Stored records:
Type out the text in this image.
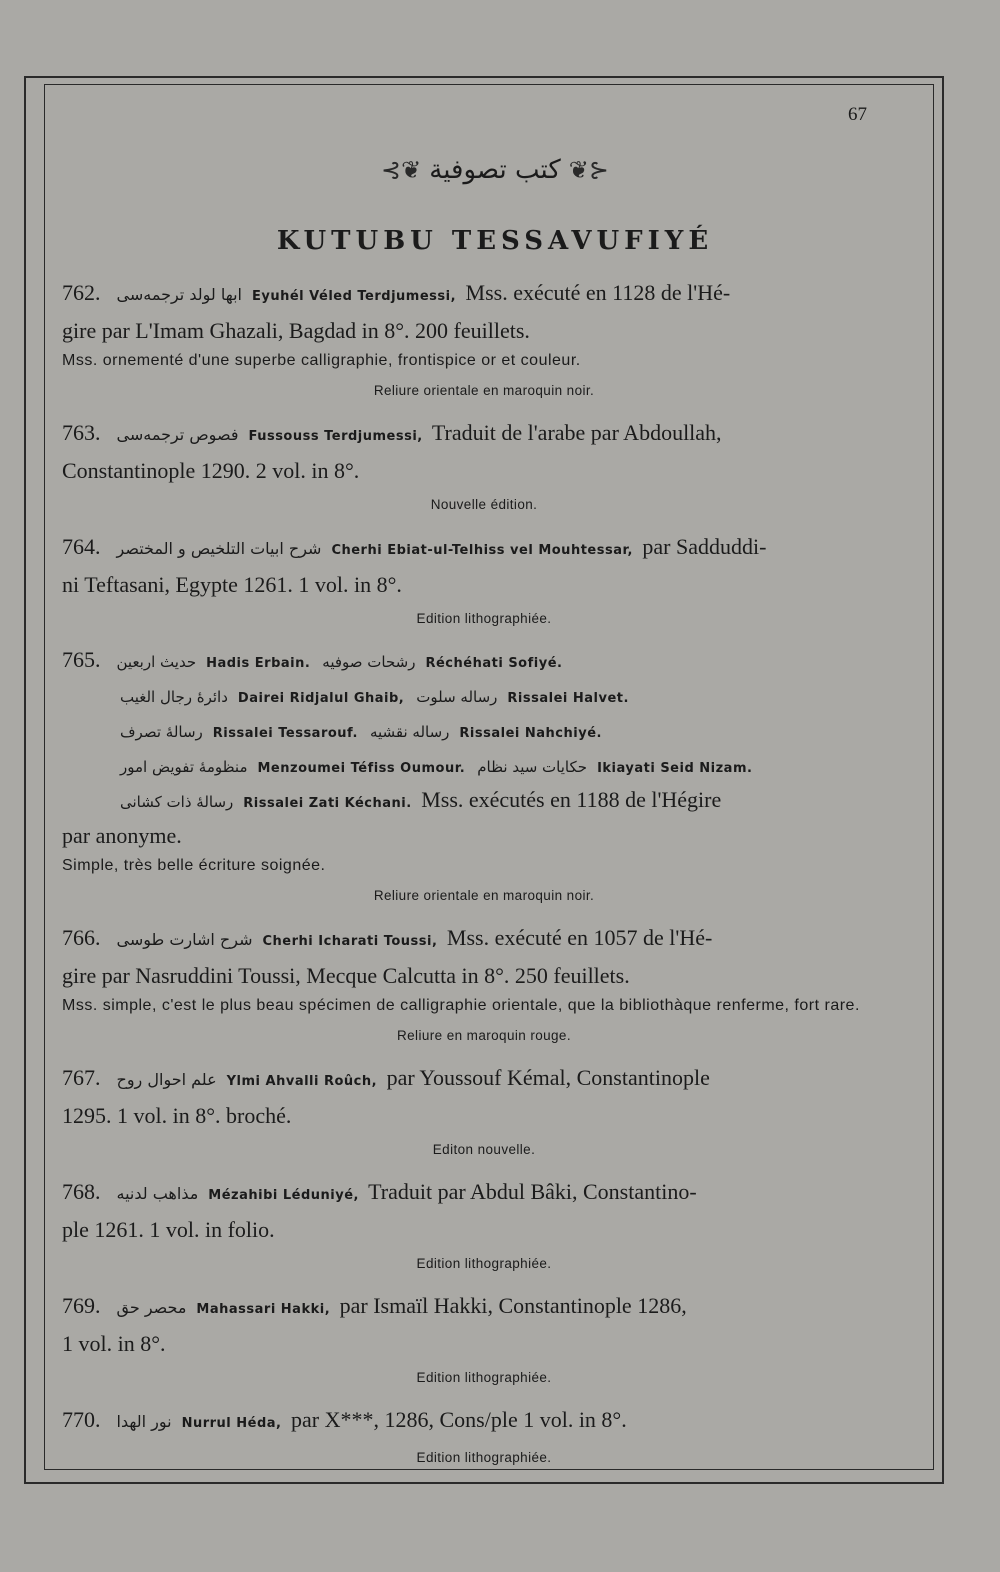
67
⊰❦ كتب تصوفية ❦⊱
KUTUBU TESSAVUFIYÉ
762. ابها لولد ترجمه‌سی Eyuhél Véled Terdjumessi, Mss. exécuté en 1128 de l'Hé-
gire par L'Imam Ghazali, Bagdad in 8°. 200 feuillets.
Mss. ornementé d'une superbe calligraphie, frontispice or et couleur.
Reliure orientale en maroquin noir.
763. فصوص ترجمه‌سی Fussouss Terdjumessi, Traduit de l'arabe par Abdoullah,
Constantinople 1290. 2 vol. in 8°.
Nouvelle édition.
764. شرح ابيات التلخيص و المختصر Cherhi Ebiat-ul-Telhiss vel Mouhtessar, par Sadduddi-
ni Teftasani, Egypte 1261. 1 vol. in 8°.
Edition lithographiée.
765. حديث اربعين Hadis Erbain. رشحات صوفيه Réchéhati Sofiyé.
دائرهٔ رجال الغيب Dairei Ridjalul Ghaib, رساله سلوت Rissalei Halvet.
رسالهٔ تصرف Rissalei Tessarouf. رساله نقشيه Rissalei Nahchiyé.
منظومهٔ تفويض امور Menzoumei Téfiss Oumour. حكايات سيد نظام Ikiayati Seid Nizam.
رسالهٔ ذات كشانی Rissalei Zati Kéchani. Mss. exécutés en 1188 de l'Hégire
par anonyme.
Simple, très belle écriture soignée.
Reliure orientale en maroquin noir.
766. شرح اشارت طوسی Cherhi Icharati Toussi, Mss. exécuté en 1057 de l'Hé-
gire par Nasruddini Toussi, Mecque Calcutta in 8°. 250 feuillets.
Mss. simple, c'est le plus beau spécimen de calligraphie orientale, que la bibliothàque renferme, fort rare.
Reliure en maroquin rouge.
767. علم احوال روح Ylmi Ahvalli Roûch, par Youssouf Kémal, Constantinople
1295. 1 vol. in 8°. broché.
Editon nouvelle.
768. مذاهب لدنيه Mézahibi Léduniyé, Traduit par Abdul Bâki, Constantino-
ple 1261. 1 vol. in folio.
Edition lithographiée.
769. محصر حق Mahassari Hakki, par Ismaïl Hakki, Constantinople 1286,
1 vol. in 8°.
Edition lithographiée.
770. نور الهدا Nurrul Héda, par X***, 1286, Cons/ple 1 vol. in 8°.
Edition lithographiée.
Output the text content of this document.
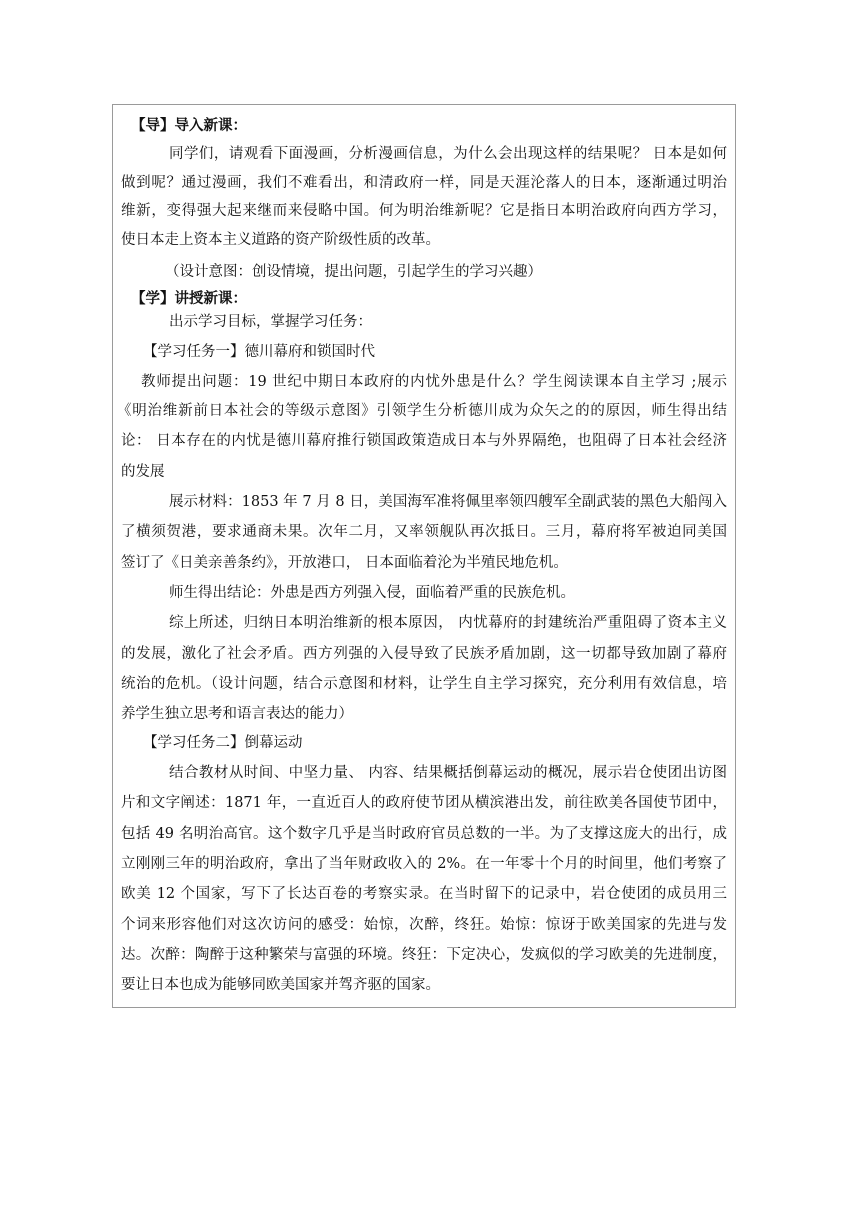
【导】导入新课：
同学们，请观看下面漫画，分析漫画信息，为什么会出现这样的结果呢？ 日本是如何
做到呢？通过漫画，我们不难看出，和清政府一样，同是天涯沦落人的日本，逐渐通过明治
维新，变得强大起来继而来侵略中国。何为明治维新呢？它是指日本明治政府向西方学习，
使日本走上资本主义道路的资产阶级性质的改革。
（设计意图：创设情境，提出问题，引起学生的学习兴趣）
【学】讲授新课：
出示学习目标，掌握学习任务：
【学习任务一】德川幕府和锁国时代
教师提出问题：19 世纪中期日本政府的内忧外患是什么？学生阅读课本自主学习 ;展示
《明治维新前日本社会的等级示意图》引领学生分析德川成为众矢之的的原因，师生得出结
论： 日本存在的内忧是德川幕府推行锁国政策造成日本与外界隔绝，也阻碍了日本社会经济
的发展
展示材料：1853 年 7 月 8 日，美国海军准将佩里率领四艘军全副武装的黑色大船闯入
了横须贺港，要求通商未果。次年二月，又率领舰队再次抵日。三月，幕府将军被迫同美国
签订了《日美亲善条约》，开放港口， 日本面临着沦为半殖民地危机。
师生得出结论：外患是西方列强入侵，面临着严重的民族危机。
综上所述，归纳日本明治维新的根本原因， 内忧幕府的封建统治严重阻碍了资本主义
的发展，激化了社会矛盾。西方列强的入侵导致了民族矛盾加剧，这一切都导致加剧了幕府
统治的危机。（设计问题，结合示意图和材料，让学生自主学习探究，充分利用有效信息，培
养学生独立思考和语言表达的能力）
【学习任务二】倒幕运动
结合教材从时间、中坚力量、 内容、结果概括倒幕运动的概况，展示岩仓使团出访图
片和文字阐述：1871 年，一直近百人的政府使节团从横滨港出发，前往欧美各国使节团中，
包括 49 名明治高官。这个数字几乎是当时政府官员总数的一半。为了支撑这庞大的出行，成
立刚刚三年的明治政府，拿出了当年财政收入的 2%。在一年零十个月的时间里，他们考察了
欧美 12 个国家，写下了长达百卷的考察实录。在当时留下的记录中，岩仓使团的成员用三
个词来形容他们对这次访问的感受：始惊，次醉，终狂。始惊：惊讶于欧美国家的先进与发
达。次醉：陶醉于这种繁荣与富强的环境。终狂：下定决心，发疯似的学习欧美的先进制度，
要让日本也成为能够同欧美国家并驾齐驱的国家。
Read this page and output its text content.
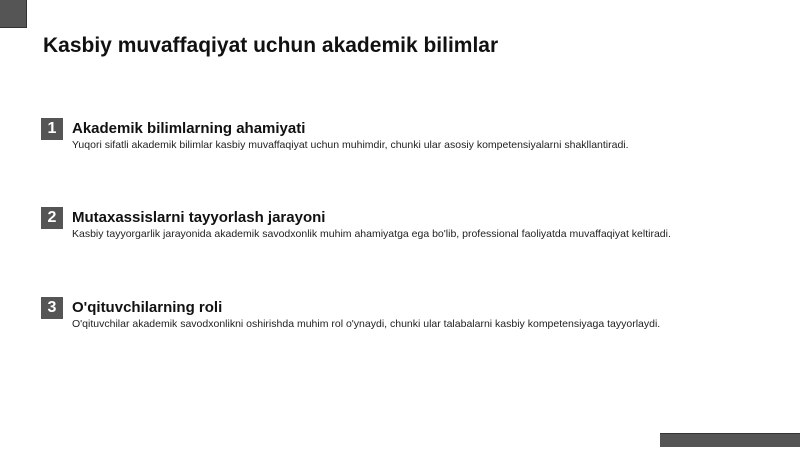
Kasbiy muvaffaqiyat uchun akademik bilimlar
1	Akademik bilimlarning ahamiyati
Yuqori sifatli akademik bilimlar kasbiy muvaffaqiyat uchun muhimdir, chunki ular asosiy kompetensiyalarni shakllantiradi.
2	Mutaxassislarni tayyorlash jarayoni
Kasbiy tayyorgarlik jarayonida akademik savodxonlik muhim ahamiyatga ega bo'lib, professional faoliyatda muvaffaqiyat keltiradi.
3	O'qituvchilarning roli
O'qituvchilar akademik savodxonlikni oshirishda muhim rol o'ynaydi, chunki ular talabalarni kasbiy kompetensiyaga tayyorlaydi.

YOUR INSTRUCTIONS: Reproduce the material above in full, exactly, with no images.

ANSWER TO THE TASK:
Type out the text in this image.
67
⊰❦ كتب تصوفية ❦⊱
KUTUBU TESSAVUFIYÉ
762. ابها لولد ترجمه‌سی Eyuhél Véled Terdjumessi, Mss. exécuté en 1128 de l'Hé-
gire par L'Imam Ghazali, Bagdad in 8°. 200 feuillets.
Mss. ornementé d'une superbe calligraphie, frontispice or et couleur.
Reliure orientale en maroquin noir.
763. فصوص ترجمه‌سی Fussouss Terdjumessi, Traduit de l'arabe par Abdoullah,
Constantinople 1290. 2 vol. in 8°.
Nouvelle édition.
764. شرح ابيات التلخيص و المختصر Cherhi Ebiat-ul-Telhiss vel Mouhtessar, par Sadduddi-
ni Teftasani, Egypte 1261. 1 vol. in 8°.
Edition lithographiée.
765. حديث اربعين Hadis Erbain. رشحات صوفيه Réchéhati Sofiyé.
دائرهٔ رجال الغيب Dairei Ridjalul Ghaib, رساله سلوت Rissalei Halvet.
رسالهٔ تصرف Rissalei Tessarouf. رساله نقشيه Rissalei Nahchiyé.
منظومهٔ تفويض امور Menzoumei Téfiss Oumour. حكايات سيد نظام Ikiayati Seid Nizam.
رسالهٔ ذات كشانی Rissalei Zati Kéchani. Mss. exécutés en 1188 de l'Hégire
par anonyme.
Simple, très belle écriture soignée.
Reliure orientale en maroquin noir.
766. شرح اشارت طوسی Cherhi Icharati Toussi, Mss. exécuté en 1057 de l'Hé-
gire par Nasruddini Toussi, Mecque Calcutta in 8°. 250 feuillets.
Mss. simple, c'est le plus beau spécimen de calligraphie orientale, que la bibliothàque renferme, fort rare.
Reliure en maroquin rouge.
767. علم احوال روح Ylmi Ahvalli Roûch, par Youssouf Kémal, Constantinople
1295. 1 vol. in 8°. broché.
Editon nouvelle.
768. مذاهب لدنيه Mézahibi Léduniyé, Traduit par Abdul Bâki, Constantino-
ple 1261. 1 vol. in folio.
Edition lithographiée.
769. محصر حق Mahassari Hakki, par Ismaïl Hakki, Constantinople 1286,
1 vol. in 8°.
Edition lithographiée.
770. نور الهدا Nurrul Héda, par X***, 1286, Cons/ple 1 vol. in 8°.
Edition lithographiée.
Output the text content of this document.
【导】导入新课：
同学们，请观看下面漫画，分析漫画信息，为什么会出现这样的结果呢？ 日本是如何
做到呢？通过漫画，我们不难看出，和清政府一样，同是天涯沦落人的日本，逐渐通过明治
维新，变得强大起来继而来侵略中国。何为明治维新呢？它是指日本明治政府向西方学习，
使日本走上资本主义道路的资产阶级性质的改革。
（设计意图：创设情境，提出问题，引起学生的学习兴趣）
【学】讲授新课：
出示学习目标，掌握学习任务：
【学习任务一】德川幕府和锁国时代
教师提出问题：19 世纪中期日本政府的内忧外患是什么？学生阅读课本自主学习 ;展示
《明治维新前日本社会的等级示意图》引领学生分析德川成为众矢之的的原因，师生得出结
论： 日本存在的内忧是德川幕府推行锁国政策造成日本与外界隔绝，也阻碍了日本社会经济
的发展
展示材料：1853 年 7 月 8 日，美国海军准将佩里率领四艘军全副武装的黑色大船闯入
了横须贺港，要求通商未果。次年二月，又率领舰队再次抵日。三月，幕府将军被迫同美国
签订了《日美亲善条约》，开放港口， 日本面临着沦为半殖民地危机。
师生得出结论：外患是西方列强入侵，面临着严重的民族危机。
综上所述，归纳日本明治维新的根本原因， 内忧幕府的封建统治严重阻碍了资本主义
的发展，激化了社会矛盾。西方列强的入侵导致了民族矛盾加剧，这一切都导致加剧了幕府
统治的危机。（设计问题，结合示意图和材料，让学生自主学习探究，充分利用有效信息，培
养学生独立思考和语言表达的能力）
【学习任务二】倒幕运动
结合教材从时间、中坚力量、 内容、结果概括倒幕运动的概况，展示岩仓使团出访图
片和文字阐述：1871 年，一直近百人的政府使节团从横滨港出发，前往欧美各国使节团中，
包括 49 名明治高官。这个数字几乎是当时政府官员总数的一半。为了支撑这庞大的出行，成
立刚刚三年的明治政府，拿出了当年财政收入的 2%。在一年零十个月的时间里，他们考察了
欧美 12 个国家，写下了长达百卷的考察实录。在当时留下的记录中，岩仓使团的成员用三
个词来形容他们对这次访问的感受：始惊，次醉，终狂。始惊：惊讶于欧美国家的先进与发
达。次醉：陶醉于这种繁荣与富强的环境。终狂：下定决心，发疯似的学习欧美的先进制度，
要让日本也成为能够同欧美国家并驾齐驱的国家。
Read this page and output its text content.
Kasbiy muvaffaqiyat uchun akademik bilimlar
1	Akademik bilimlarning ahamiyati
Yuqori sifatli akademik bilimlar kasbiy muvaffaqiyat uchun muhimdir, chunki ular asosiy kompetensiyalarni shakllantiradi.
2	Mutaxassislarni tayyorlash jarayoni
Kasbiy tayyorgarlik jarayonida akademik savodxonlik muhim ahamiyatga ega bo'lib, professional faoliyatda muvaffaqiyat keltiradi.
3	O'qituvchilarning roli
O'qituvchilar akademik savodxonlikni oshirishda muhim rol o'ynaydi, chunki ular talabalarni kasbiy kompetensiyaga tayyorlaydi.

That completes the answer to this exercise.